■ WORK TO COMPLETE: Reproduce the entire commentary on the monthly gold chart below, word for word.

Gold, a very popular chart, very emotional. This is the monthly chart. A parabolic move up, low or high major trend reversal, strong bear breakout, possible 1 bar final flag, possible 3 pushes down. One, two, three. Possible reversal. However, we have about 10 bars down without a pull back. Ten bars where the market has not gone above the high of the prior bar. When that happens, usually the first time it gets above the high of the prior bar, it finds more sellers and buyers and has more down.
I know on television, Dennis Gartman says that this is a major low in gold. But if you paid attention to his trades over the past many years, you’d probably discover that he’s not a very good trader. At least he does not appear to be on television. He actually lost money shorting gold in here. He said a few weeks ago that he shorted gold. I don’t know if it was long gold or short at the end or something like that but in any case, he said he lost 2% over the past year or 2 on his spread trade. I thought it was a dumb trade every time he mentioned it. But he’s now predicting this is a major low in gold and I think mathematically he’s wrong. We have a 10 bar bear micro channel, about 10 bars without a pull back.
The first pull back, the first time the market goes above the high of the prior bar, it will probably find sellers, 60% probable and then have at least a little bit more down. So I think a 60% chance we might go up above this bull bar but then turn down. So this is similar to the E-Mini chart. In the E-Mini chart we have the monthly bull micro channel and first pull back led to a new high. Here we have a bear micro channel in the monthly gold chart and the first pull back will probably be met by sellers and lead to a new low.
Here are some lines on the gold chart for some targets. I could have drawn a projection based on this double top, either this high or that high, and then this high where it projects down here. We’re already below that projection. So the next projection that I would use is the height of this upper trending range that projects below where we are and then the breakout above this high. Or even this swing low or other targets. So we have targets below, magnets below, we have this trend line as well. That coupled with this strong bear micro channel, to me, makes me believe with a 60% chance that we will not go up very high. We might get all the way up here, I don’t think we will, we might. But I think we’ll just go up for a bar or 2, a month or 2 and then start the next leg down.
That’s all I wanted to say. Everything that I’ve talked about is from my Brooks Trading Course at BrooksTradingCourse.com. I also have as most of you probably know a day trading room where I talk about trades on the 5 minute E-Mini chart every day. This is a separate website. I have the BrooksTradingCourse.com website where I sell the trading course and then this other website BrookPriceAction.com is run by some traders. It’s where traders sign up for my daily trading.
So I hope you enjoyed the points that I’m making and I hope that you find it useful. Again, this is Al Brooks. Thank you for your attention.

■ EXTRACTED MATERIAL:

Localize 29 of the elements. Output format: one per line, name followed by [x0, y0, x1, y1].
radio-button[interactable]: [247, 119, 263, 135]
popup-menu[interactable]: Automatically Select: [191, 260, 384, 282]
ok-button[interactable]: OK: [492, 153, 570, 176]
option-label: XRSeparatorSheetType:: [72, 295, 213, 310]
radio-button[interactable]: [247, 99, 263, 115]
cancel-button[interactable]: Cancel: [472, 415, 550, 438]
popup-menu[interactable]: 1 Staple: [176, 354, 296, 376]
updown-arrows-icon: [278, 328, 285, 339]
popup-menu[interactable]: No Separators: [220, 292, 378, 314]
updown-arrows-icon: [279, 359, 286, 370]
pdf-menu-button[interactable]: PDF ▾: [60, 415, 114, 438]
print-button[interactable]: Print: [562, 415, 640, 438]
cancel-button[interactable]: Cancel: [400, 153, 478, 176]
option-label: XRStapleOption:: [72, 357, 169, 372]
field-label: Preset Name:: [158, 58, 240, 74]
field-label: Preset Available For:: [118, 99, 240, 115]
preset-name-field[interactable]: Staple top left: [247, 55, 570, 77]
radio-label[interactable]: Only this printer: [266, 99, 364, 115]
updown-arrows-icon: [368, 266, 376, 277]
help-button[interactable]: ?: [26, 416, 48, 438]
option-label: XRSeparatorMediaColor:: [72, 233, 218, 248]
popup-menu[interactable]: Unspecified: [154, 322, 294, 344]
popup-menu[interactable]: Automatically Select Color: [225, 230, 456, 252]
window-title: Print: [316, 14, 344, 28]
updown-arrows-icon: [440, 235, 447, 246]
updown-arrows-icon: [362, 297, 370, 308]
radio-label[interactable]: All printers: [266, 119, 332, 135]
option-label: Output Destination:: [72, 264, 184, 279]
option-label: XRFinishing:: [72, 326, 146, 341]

■ ANSWER TO THIS PROBLEM:
Gold, a very popular chart, very emotional. This is the monthly chart. A parabolic move up, low or high major trend reversal, strong bear breakout, possible 1 bar final flag, possible 3 pushes down. One, two, three. Possible reversal. However, we have about 10 bars down without a pull back. Ten bars where the market has not gone above the high of the prior bar. When that happens, usually the first time it gets above the high of the prior bar, it finds more sellers and buyers and has more down.
I know on television, Dennis Gartman says that this is a major low in gold. But if you paid attention to his trades over the past many years, you’d probably discover that he’s not a very good trader. At least he does not appear to be on television. He actually lost money shorting gold in here. He said a few weeks ago that he shorted gold. I don’t know if it was long gold or short at the end or something like that but in any case, he said he lost 2% over the past year or 2 on his spread trade. I thought it was a dumb trade every time he mentioned it. But he’s now predicting this is a major low in gold and I think mathematically he’s wrong. We have a 10 bar bear micro channel, about 10 bars without a pull back.
The first pull back, the first time the market goes above the high of the prior bar, it will probably find sellers, 60% probable and then have at least a little bit more down. So I think a 60% chance we might go up above this bull bar but then turn down. So this is similar to the E-Mini chart. In the E-Mini chart we have the monthly bull micro channel and first pull back led to a new high. Here we have a bear micro channel in the monthly gold chart and the first pull back will probably be met by sellers and lead to a new low.
Here are some lines on the gold chart for some targets. I could have drawn a projection based on this double top, either this high or that high, and then this high where it projects down here. We’re already below that projection. So the next projection that I would use is the height of this upper trending range that projects below where we are and then the breakout above this high. Or even this swing low or other targets. So we have targets below, magnets below, we have this trend line as well. That coupled with this strong bear micro channel, to me, makes me believe with a 60% chance that we will not go up very high. We might get all the way up here, I don’t think we will, we might. But I think we’ll just go up for a bar or 2, a month or 2 and then start the next leg down.
That’s all I wanted to say. Everything that I’ve talked about is from my Brooks Trading Course at BrooksTradingCourse.com. I also have as most of you probably know a day trading room where I talk about trades on the 5 minute E-Mini chart every day. This is a separate website. I have the BrooksTradingCourse.com website where I sell the trading course and then this other website BrookPriceAction.com is run by some traders. It’s where traders sign up for my daily trading.
So I hope you enjoyed the points that I’m making and I hope that you find it useful. Again, this is Al Brooks. Thank you for your attention.